>>>

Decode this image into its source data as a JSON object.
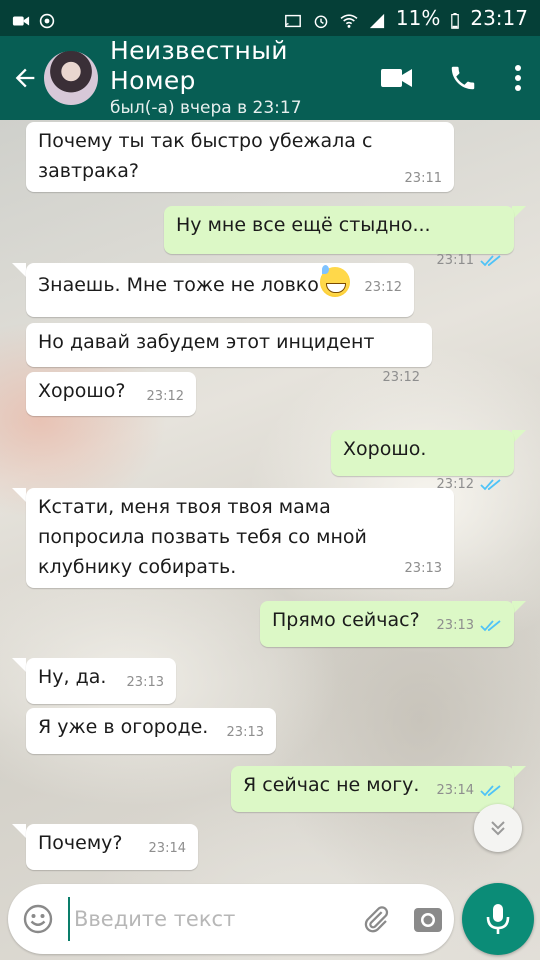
{
  "status_bar": {
    "battery_percent": "11%",
    "time": "23:17"
  },
  "header": {
    "contact_name": "Неизвестный Номер",
    "last_seen": "был(-а) вчера в 23:17"
  },
  "icons": {
    "back": "arrow-left-icon",
    "video": "video-camera-icon",
    "call": "phone-icon",
    "menu": "more-vert-icon",
    "scroll_down": "double-chevron-down-icon",
    "emoji": "smiley-icon",
    "attach": "paperclip-icon",
    "camera": "camera-icon",
    "mic": "microphone-icon"
  },
  "colors": {
    "app_bar": "#075e54",
    "status_bar": "#053f37",
    "outgoing_bubble": "#dcf8c6",
    "incoming_bubble": "#ffffff",
    "read_ticks": "#4fc3f7",
    "send_button": "#0b8c77"
  },
  "messages": [
    {
      "dir": "in",
      "text": "Почему ты так быстро убежала с завтрака?",
      "time": "23:11"
    },
    {
      "dir": "out",
      "text": "Ну мне все ещё стыдно...",
      "time": "23:11",
      "read": true
    },
    {
      "dir": "in",
      "text": "Знаешь. Мне тоже не ловко",
      "time": "23:12",
      "emoji": "grinning-sweat"
    },
    {
      "dir": "in",
      "text": "Но давай забудем этот инцидент",
      "time": "23:12"
    },
    {
      "dir": "in",
      "text": "Хорошо?",
      "time": "23:12"
    },
    {
      "dir": "out",
      "text": "Хорошо.",
      "time": "23:12",
      "read": true
    },
    {
      "dir": "in",
      "text": "Кстати, меня твоя твоя мама попросила позвать тебя со мной клубнику собирать.",
      "time": "23:13"
    },
    {
      "dir": "out",
      "text": "Прямо сейчас?",
      "time": "23:13",
      "read": true
    },
    {
      "dir": "in",
      "text": "Ну, да.",
      "time": "23:13"
    },
    {
      "dir": "in",
      "text": "Я уже в огороде.",
      "time": "23:13"
    },
    {
      "dir": "out",
      "text": "Я сейчас не могу.",
      "time": "23:14",
      "read": true
    },
    {
      "dir": "in",
      "text": "Почему?",
      "time": "23:14"
    }
  ],
  "composer": {
    "placeholder": "Введите текст",
    "value": ""
  }
}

<<<

Copy out all lines above that include the string "emoji".

    "emoji": "smiley-icon",
      "emoji": "grinning-sweat"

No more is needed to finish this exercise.